● Provided entries
———

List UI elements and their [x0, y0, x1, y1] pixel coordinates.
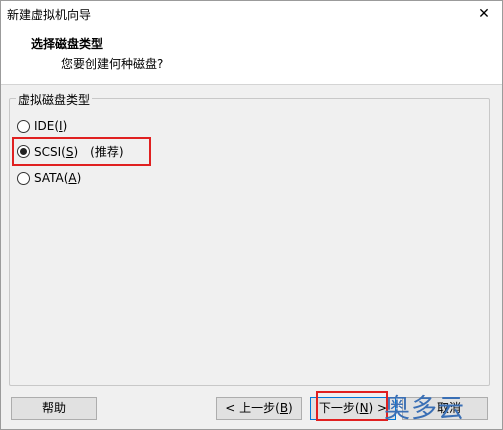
- radio-ide[interactable]: IDE(I): [17, 117, 67, 135]
- radio-label-sata: SATA(A): [34, 171, 82, 185]
- watermark-logo: 奥多云: [384, 394, 466, 424]
- radio-label-ide: IDE(I): [34, 119, 68, 133]
- page-subtitle: 您要创建何种磁盘?: [61, 57, 164, 71]
- page-title: 选择磁盘类型: [31, 37, 104, 51]
- window-title: 新建虚拟机向导: [7, 8, 92, 22]
- radio-sata[interactable]: SATA(A): [17, 169, 81, 187]
- radio-button[interactable]: [17, 171, 30, 185]
- wizard-header: 选择磁盘类型 您要创建何种磁盘?: [1, 27, 502, 85]
- next-highlight-box: [316, 391, 388, 421]
- back-button[interactable]: < 上一步(B): [216, 397, 302, 420]
- scsi-highlight-box: [12, 137, 151, 166]
- group-label: 虚拟磁盘类型: [16, 91, 93, 108]
- title-bar: 新建虚拟机向导 ✕: [1, 1, 502, 27]
- help-button[interactable]: 帮助: [11, 397, 97, 420]
- close-icon[interactable]: ✕: [474, 4, 494, 24]
- radio-button[interactable]: [17, 119, 30, 133]
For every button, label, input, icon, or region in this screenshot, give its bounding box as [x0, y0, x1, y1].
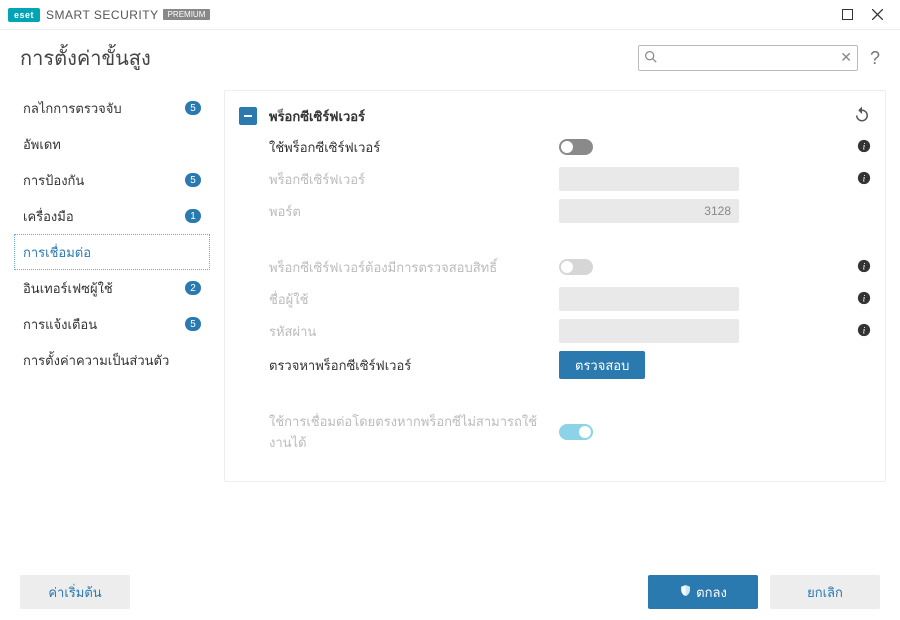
defaults-button[interactable]: ค่าเริ่มต้น: [20, 575, 130, 609]
window-maximize-button[interactable]: [832, 0, 862, 30]
info-icon[interactable]: i: [857, 139, 871, 156]
edition-badge: PREMIUM: [163, 9, 211, 20]
username-label: ชื่อผู้ใช้: [269, 289, 559, 310]
auth-required-label: พร็อกซีเซิร์ฟเวอร์ต้องมีการตรวจสอบสิทธิ์: [269, 257, 559, 278]
sidebar-item-label: อัพเดท: [23, 134, 201, 155]
password-input[interactable]: [559, 319, 739, 343]
port-input[interactable]: [559, 199, 739, 223]
revert-icon[interactable]: [853, 105, 871, 128]
info-icon[interactable]: i: [857, 323, 871, 340]
info-icon[interactable]: i: [857, 171, 871, 188]
search-box: ✕: [638, 45, 858, 71]
header: การตั้งค่าขั้นสูง ✕ ?: [0, 30, 900, 82]
sidebar: กลไกการตรวจจับ 5 อัพเดท การป้องกัน 5 เคร…: [0, 82, 220, 562]
sidebar-item-label: การแจ้งเตือน: [23, 314, 179, 335]
svg-text:i: i: [863, 293, 866, 304]
page-title: การตั้งค่าขั้นสูง: [20, 42, 151, 74]
sidebar-item-ui[interactable]: อินเทอร์เฟซผู้ใช้ 2: [14, 270, 210, 306]
sidebar-item-label: เครื่องมือ: [23, 206, 179, 227]
shield-icon: [679, 584, 692, 600]
search-input[interactable]: [638, 45, 858, 71]
sidebar-item-update[interactable]: อัพเดท: [14, 126, 210, 162]
sidebar-item-label: การตั้งค่าความเป็นส่วนตัว: [23, 350, 201, 371]
sidebar-item-protection[interactable]: การป้องกัน 5: [14, 162, 210, 198]
sidebar-item-tools[interactable]: เครื่องมือ 1: [14, 198, 210, 234]
auth-required-toggle[interactable]: [559, 259, 593, 275]
badge: 2: [185, 281, 201, 295]
footer: ค่าเริ่มต้น ตกลง ยกเลิก: [0, 564, 900, 620]
cancel-button[interactable]: ยกเลิก: [770, 575, 880, 609]
section-title: พร็อกซีเซิร์ฟเวอร์: [269, 106, 365, 127]
sidebar-item-privacy[interactable]: การตั้งค่าความเป็นส่วนตัว: [14, 342, 210, 378]
badge: 5: [185, 101, 201, 115]
badge: 5: [185, 173, 201, 187]
proxy-server-label: พร็อกซีเซิร์ฟเวอร์: [269, 169, 559, 190]
info-icon[interactable]: i: [857, 291, 871, 308]
sidebar-item-label: อินเทอร์เฟซผู้ใช้: [23, 278, 179, 299]
sidebar-item-label: กลไกการตรวจจับ: [23, 98, 179, 119]
use-proxy-label: ใช้พร็อกซีเซิร์ฟเวอร์: [269, 137, 559, 158]
search-icon: [644, 50, 657, 66]
detect-proxy-label: ตรวจหาพร็อกซีเซิร์ฟเวอร์: [269, 355, 559, 376]
sidebar-item-notifications[interactable]: การแจ้งเตือน 5: [14, 306, 210, 342]
svg-text:i: i: [863, 261, 866, 272]
proxy-panel: พร็อกซีเซิร์ฟเวอร์ ใช้พร็อกซีเซิร์ฟเวอร์…: [224, 90, 886, 482]
info-icon[interactable]: i: [857, 259, 871, 276]
sidebar-item-label: การป้องกัน: [23, 170, 179, 191]
sidebar-item-detection-engine[interactable]: กลไกการตรวจจับ 5: [14, 90, 210, 126]
use-proxy-toggle[interactable]: [559, 139, 593, 155]
window-close-button[interactable]: [862, 0, 892, 30]
svg-text:i: i: [863, 141, 866, 152]
ok-label: ตกลง: [696, 582, 727, 603]
port-label: พอร์ต: [269, 201, 559, 222]
sidebar-item-label: การเชื่อมต่อ: [23, 242, 201, 263]
direct-fallback-label: ใช้การเชื่อมต่อโดยตรงหากพร็อกซีไม่สามารถ…: [269, 411, 559, 453]
clear-search-icon[interactable]: ✕: [840, 49, 852, 66]
badge: 5: [185, 317, 201, 331]
badge: 1: [185, 209, 201, 223]
help-button[interactable]: ?: [870, 48, 880, 69]
product-name: SMART SECURITY: [46, 8, 159, 22]
titlebar: eset SMART SECURITY PREMIUM: [0, 0, 900, 30]
detect-button[interactable]: ตรวจสอบ: [559, 351, 645, 379]
logo-badge: eset: [8, 8, 40, 22]
username-input[interactable]: [559, 287, 739, 311]
svg-text:i: i: [863, 173, 866, 184]
svg-text:i: i: [863, 325, 866, 336]
sidebar-item-connection[interactable]: การเชื่อมต่อ: [14, 234, 210, 270]
direct-fallback-toggle[interactable]: [559, 424, 593, 440]
collapse-button[interactable]: [239, 107, 257, 125]
ok-button[interactable]: ตกลง: [648, 575, 758, 609]
password-label: รหัสผ่าน: [269, 321, 559, 342]
proxy-server-input[interactable]: [559, 167, 739, 191]
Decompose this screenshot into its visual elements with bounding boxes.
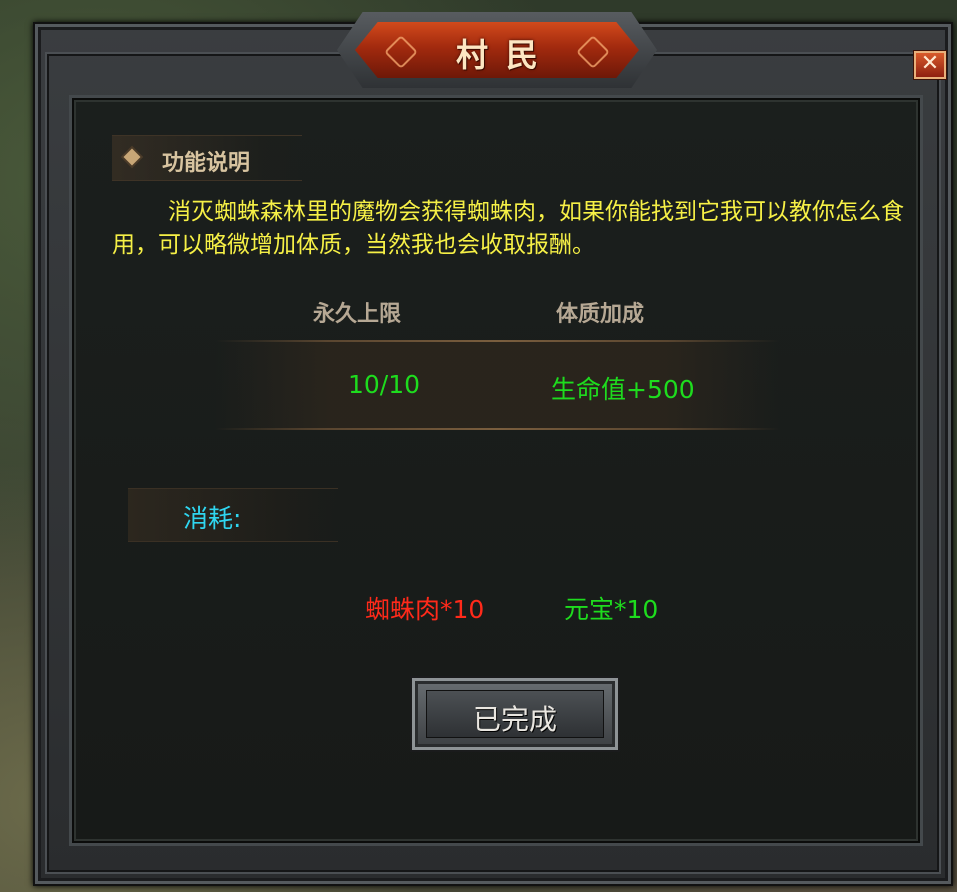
dialog-title: 村民 [455, 36, 556, 74]
table-divider-bottom [215, 428, 780, 430]
permanent-limit-value: 10/10 [348, 370, 421, 399]
close-button[interactable]: ✕ [913, 50, 947, 80]
cost-label: 消耗: [183, 504, 242, 533]
close-icon: ✕ [920, 51, 940, 76]
cost-header: 消耗: [128, 488, 338, 542]
completed-button[interactable]: 已完成 [410, 676, 620, 752]
header-constitution-bonus: 体质加成 [556, 302, 645, 327]
cost-item-yuanbao: 元宝*10 [564, 595, 659, 624]
constitution-bonus-value: 生命值+500 [551, 375, 695, 404]
cost-item-spider-meat: 蜘蛛肉*10 [365, 595, 485, 624]
title-plate: 村民 [337, 12, 657, 88]
section-header: 功能说明 [112, 135, 302, 181]
completed-button-label: 已完成 [472, 703, 557, 736]
diamond-icon [123, 148, 141, 166]
function-description: 消灭蜘蛛森林里的魔物会获得蜘蛛肉，如果你能找到它我可以教你怎么食用，可以略微增加… [112, 199, 904, 258]
header-permanent-limit: 永久上限 [313, 302, 402, 327]
section-title: 功能说明 [162, 151, 251, 176]
table-row [215, 342, 780, 430]
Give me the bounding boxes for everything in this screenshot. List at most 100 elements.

———

● Aim
Please change every "info-icon" to "info-button" and give all the lines above again with nothing else altered. Leave the pictures out of your answer.

● Task output
List UI elements and their [x0, y0, x1, y1] pixel coordinates.
- radio-ide[interactable]: IDE(I): [17, 117, 67, 135]
- radio-label-sata: SATA(A): [34, 171, 82, 185]
- watermark-logo: 奥多云: [384, 394, 466, 424]
- radio-label-ide: IDE(I): [34, 119, 68, 133]
- page-subtitle: 您要创建何种磁盘?: [61, 57, 164, 71]
- page-title: 选择磁盘类型: [31, 37, 104, 51]
- window-title: 新建虚拟机向导: [7, 8, 92, 22]
- radio-sata[interactable]: SATA(A): [17, 169, 81, 187]
- radio-button[interactable]: [17, 171, 30, 185]
- wizard-header: 选择磁盘类型 您要创建何种磁盘?: [1, 27, 502, 85]
- next-highlight-box: [316, 391, 388, 421]
- back-button[interactable]: < 上一步(B): [216, 397, 302, 420]
- scsi-highlight-box: [12, 137, 151, 166]
- group-label: 虚拟磁盘类型: [16, 91, 93, 108]
- title-bar: 新建虚拟机向导 ✕: [1, 1, 502, 27]
- help-button[interactable]: 帮助: [11, 397, 97, 420]
- close-icon[interactable]: ✕: [474, 4, 494, 24]
- radio-button[interactable]: [17, 119, 30, 133]
For every button, label, input, icon, or region in this screenshot, give its bounding box as [x0, y0, x1, y1].
defaults-button[interactable]: ค่าเริ่มต้น: [20, 575, 130, 609]
window-maximize-button[interactable]: [832, 0, 862, 30]
info-button[interactable]: i: [857, 139, 871, 156]
edition-badge: PREMIUM: [163, 9, 211, 20]
username-label: ชื่อผู้ใช้: [269, 289, 559, 310]
auth-required-label: พร็อกซีเซิร์ฟเวอร์ต้องมีการตรวจสอบสิทธิ์: [269, 257, 559, 278]
sidebar-item-label: อัพเดท: [23, 134, 201, 155]
password-input[interactable]: [559, 319, 739, 343]
port-input[interactable]: [559, 199, 739, 223]
revert-icon[interactable]: [853, 105, 871, 128]
info-button[interactable]: i: [857, 323, 871, 340]
info-button[interactable]: i: [857, 171, 871, 188]
search-box: ✕: [638, 45, 858, 71]
header: การตั้งค่าขั้นสูง ✕ ?: [0, 30, 900, 82]
sidebar: กลไกการตรวจจับ 5 อัพเดท การป้องกัน 5 เคร…: [0, 82, 220, 562]
sidebar-item-label: การแจ้งเตือน: [23, 314, 179, 335]
svg-text:i: i: [863, 293, 866, 304]
page-title: การตั้งค่าขั้นสูง: [20, 42, 151, 74]
sidebar-item-ui[interactable]: อินเทอร์เฟซผู้ใช้ 2: [14, 270, 210, 306]
sidebar-item-label: เครื่องมือ: [23, 206, 179, 227]
shield-icon: [679, 584, 692, 600]
search-input[interactable]: [638, 45, 858, 71]
sidebar-item-update[interactable]: อัพเดท: [14, 126, 210, 162]
sidebar-item-label: การตั้งค่าความเป็นส่วนตัว: [23, 350, 201, 371]
sidebar-item-protection[interactable]: การป้องกัน 5: [14, 162, 210, 198]
sidebar-item-tools[interactable]: เครื่องมือ 1: [14, 198, 210, 234]
auth-required-toggle[interactable]: [559, 259, 593, 275]
badge: 2: [185, 281, 201, 295]
footer: ค่าเริ่มต้น ตกลง ยกเลิก: [0, 564, 900, 620]
cancel-button[interactable]: ยกเลิก: [770, 575, 880, 609]
section-title: พร็อกซีเซิร์ฟเวอร์: [269, 106, 365, 127]
sidebar-item-privacy[interactable]: การตั้งค่าความเป็นส่วนตัว: [14, 342, 210, 378]
badge: 5: [185, 101, 201, 115]
badge: 5: [185, 173, 201, 187]
proxy-server-label: พร็อกซีเซิร์ฟเวอร์: [269, 169, 559, 190]
info-button[interactable]: i: [857, 291, 871, 308]
sidebar-item-label: อินเทอร์เฟซผู้ใช้: [23, 278, 179, 299]
sidebar-item-label: กลไกการตรวจจับ: [23, 98, 179, 119]
use-proxy-label: ใช้พร็อกซีเซิร์ฟเวอร์: [269, 137, 559, 158]
search-icon: [644, 50, 657, 66]
detect-proxy-label: ตรวจหาพร็อกซีเซิร์ฟเวอร์: [269, 355, 559, 376]
sidebar-item-notifications[interactable]: การแจ้งเตือน 5: [14, 306, 210, 342]
svg-text:i: i: [863, 261, 866, 272]
proxy-panel: พร็อกซีเซิร์ฟเวอร์ ใช้พร็อกซีเซิร์ฟเวอร์…: [224, 90, 886, 482]
info-button[interactable]: i: [857, 259, 871, 276]
sidebar-item-label: การป้องกัน: [23, 170, 179, 191]
sidebar-item-detection-engine[interactable]: กลไกการตรวจจับ 5: [14, 90, 210, 126]
use-proxy-toggle[interactable]: [559, 139, 593, 155]
window-close-button[interactable]: [862, 0, 892, 30]
svg-text:i: i: [863, 141, 866, 152]
ok-label: ตกลง: [696, 582, 727, 603]
port-label: พอร์ต: [269, 201, 559, 222]
sidebar-item-label: การเชื่อมต่อ: [23, 242, 201, 263]
direct-fallback-label: ใช้การเชื่อมต่อโดยตรงหากพร็อกซีไม่สามารถ…: [269, 411, 559, 453]
clear-search-icon[interactable]: ✕: [840, 49, 852, 66]
badge: 5: [185, 317, 201, 331]
badge: 1: [185, 209, 201, 223]
help-button[interactable]: ?: [870, 48, 880, 69]
product-name: SMART SECURITY: [46, 8, 159, 22]
titlebar: eset SMART SECURITY PREMIUM: [0, 0, 900, 30]
detect-button[interactable]: ตรวจสอบ: [559, 351, 645, 379]
logo-badge: eset: [8, 8, 40, 22]
username-input[interactable]: [559, 287, 739, 311]
svg-text:i: i: [863, 173, 866, 184]
svg-text:i: i: [863, 325, 866, 336]
sidebar-item-connection[interactable]: การเชื่อมต่อ: [14, 234, 210, 270]
direct-fallback-toggle[interactable]: [559, 424, 593, 440]
collapse-button[interactable]: [239, 107, 257, 125]
ok-button[interactable]: ตกลง: [648, 575, 758, 609]
password-label: รหัสผ่าน: [269, 321, 559, 342]
proxy-server-input[interactable]: [559, 167, 739, 191]
Decompose this screenshot into its visual elements with bounding boxes.
dialog-title: 村民 [455, 36, 556, 74]
table-divider-bottom [215, 428, 780, 430]
permanent-limit-value: 10/10 [348, 370, 421, 399]
close-button[interactable]: ✕ [913, 50, 947, 80]
cost-label: 消耗: [183, 504, 242, 533]
close-icon: ✕ [920, 51, 940, 76]
cost-header: 消耗: [128, 488, 338, 542]
completed-button[interactable]: 已完成 [410, 676, 620, 752]
header-constitution-bonus: 体质加成 [556, 302, 645, 327]
cost-item-yuanbao: 元宝*10 [564, 595, 659, 624]
constitution-bonus-value: 生命值+500 [551, 375, 695, 404]
cost-item-spider-meat: 蜘蛛肉*10 [365, 595, 485, 624]
title-plate: 村民 [337, 12, 657, 88]
section-header: 功能说明 [112, 135, 302, 181]
completed-button-label: 已完成 [472, 703, 557, 736]
diamond-icon [123, 148, 141, 166]
function-description: 消灭蜘蛛森林里的魔物会获得蜘蛛肉，如果你能找到它我可以教你怎么食用，可以略微增加… [112, 199, 904, 258]
header-permanent-limit: 永久上限 [313, 302, 402, 327]
section-title: 功能说明 [162, 151, 251, 176]
table-row [215, 342, 780, 430]
Give me the bounding boxes for everything in this screenshot. List at most 100 elements.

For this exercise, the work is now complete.